Work required.
Copy out each line that includes the word "folder".
+===+
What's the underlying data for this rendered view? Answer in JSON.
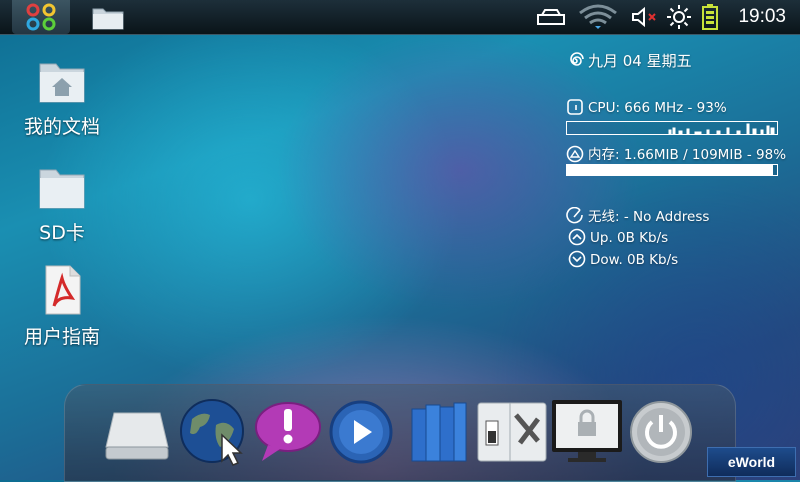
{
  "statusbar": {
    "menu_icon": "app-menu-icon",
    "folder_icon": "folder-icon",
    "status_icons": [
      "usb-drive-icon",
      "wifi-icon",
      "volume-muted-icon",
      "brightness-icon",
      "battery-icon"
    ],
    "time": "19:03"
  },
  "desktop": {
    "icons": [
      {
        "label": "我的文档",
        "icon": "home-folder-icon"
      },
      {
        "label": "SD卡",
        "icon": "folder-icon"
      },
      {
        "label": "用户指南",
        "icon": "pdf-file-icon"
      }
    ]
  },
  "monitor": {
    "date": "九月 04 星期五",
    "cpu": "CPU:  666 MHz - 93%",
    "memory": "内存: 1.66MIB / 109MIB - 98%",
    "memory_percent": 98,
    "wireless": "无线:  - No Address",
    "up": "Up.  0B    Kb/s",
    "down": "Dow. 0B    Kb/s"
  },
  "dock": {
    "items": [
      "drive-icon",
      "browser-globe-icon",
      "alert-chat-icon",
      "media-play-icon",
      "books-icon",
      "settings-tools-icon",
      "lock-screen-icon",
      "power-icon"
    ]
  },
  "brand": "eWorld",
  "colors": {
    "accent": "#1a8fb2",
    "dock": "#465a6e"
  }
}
+===+
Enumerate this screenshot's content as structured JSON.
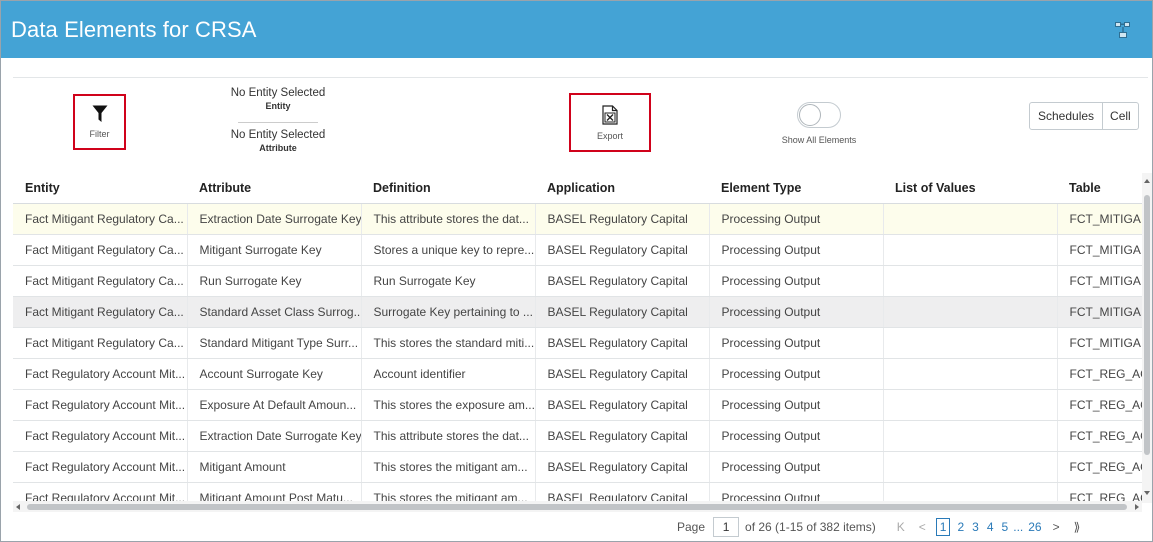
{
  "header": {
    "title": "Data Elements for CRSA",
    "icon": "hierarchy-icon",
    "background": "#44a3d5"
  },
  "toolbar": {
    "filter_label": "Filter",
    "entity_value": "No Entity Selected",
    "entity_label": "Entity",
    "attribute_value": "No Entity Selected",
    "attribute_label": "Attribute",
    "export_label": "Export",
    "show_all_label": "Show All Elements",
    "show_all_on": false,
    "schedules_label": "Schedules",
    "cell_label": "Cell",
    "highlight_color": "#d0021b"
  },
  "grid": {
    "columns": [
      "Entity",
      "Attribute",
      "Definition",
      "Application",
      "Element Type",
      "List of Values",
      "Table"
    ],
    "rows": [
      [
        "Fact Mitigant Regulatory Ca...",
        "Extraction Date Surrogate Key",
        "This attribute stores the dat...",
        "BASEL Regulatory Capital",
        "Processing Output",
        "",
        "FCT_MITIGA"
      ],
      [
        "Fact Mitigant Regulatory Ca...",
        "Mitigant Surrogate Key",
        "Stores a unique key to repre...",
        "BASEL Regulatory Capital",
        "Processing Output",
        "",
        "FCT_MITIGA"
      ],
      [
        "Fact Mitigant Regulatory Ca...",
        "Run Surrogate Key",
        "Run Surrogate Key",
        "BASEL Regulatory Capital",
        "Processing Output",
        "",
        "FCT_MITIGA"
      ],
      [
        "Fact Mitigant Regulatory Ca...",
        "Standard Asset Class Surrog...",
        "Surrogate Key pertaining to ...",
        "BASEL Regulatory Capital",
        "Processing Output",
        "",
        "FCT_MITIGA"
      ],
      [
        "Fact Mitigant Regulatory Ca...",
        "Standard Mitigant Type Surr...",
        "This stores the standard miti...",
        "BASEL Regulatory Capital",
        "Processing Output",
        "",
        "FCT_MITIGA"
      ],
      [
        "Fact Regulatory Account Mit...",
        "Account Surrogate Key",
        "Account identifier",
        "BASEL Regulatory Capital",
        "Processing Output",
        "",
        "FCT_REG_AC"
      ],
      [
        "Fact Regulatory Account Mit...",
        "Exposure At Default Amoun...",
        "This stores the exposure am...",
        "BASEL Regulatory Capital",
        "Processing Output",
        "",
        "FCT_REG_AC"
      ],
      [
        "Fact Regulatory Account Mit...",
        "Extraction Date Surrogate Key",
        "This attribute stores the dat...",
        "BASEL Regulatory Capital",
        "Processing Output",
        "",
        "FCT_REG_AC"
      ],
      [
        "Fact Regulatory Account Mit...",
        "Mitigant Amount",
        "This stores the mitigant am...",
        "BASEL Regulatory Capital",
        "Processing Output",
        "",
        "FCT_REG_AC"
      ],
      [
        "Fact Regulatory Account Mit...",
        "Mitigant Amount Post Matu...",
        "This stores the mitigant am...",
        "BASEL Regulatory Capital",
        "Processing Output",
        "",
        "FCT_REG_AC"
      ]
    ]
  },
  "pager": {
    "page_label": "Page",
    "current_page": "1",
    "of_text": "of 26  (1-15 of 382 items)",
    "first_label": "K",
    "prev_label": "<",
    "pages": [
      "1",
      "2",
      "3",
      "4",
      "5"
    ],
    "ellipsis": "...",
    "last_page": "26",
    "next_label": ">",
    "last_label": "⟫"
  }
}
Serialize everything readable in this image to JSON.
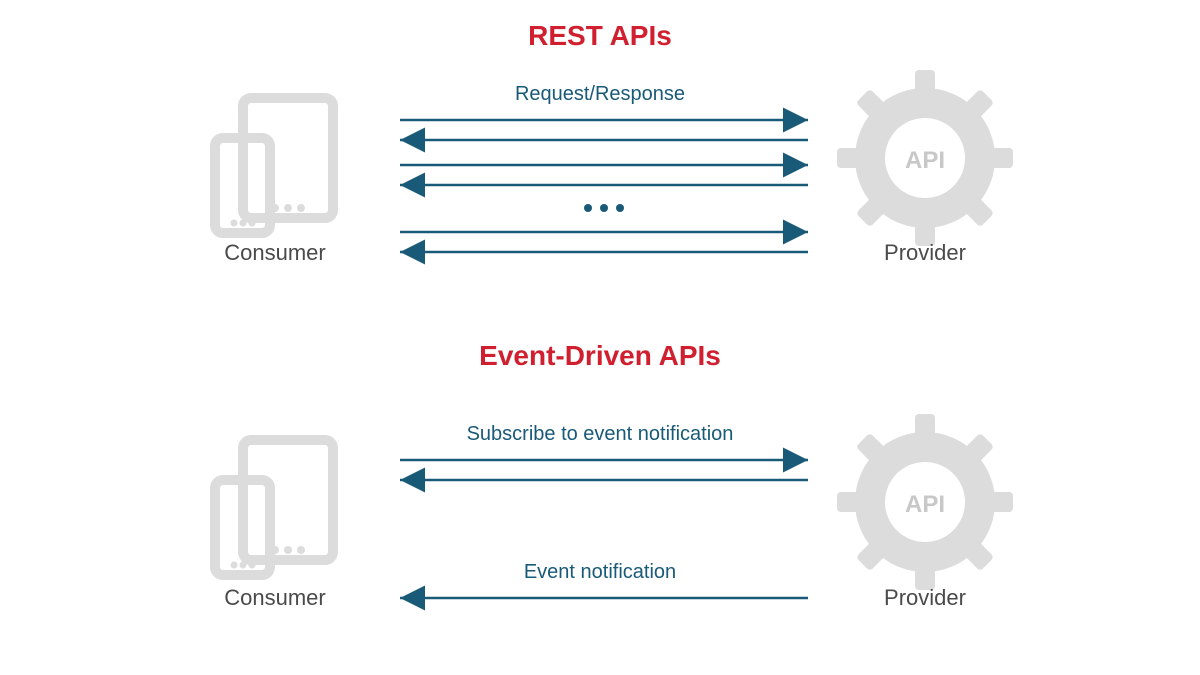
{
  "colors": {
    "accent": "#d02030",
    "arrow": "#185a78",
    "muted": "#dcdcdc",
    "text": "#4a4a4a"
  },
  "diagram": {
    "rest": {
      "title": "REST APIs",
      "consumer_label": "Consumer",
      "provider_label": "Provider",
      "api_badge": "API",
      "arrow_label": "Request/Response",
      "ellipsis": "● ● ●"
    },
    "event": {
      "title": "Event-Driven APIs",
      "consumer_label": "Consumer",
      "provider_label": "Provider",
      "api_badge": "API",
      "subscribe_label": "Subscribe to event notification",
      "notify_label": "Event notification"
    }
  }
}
+===+
Result of this exercise.
    "folder_icon": "folder-icon",
        "icon": "home-folder-icon"
        "icon": "folder-icon"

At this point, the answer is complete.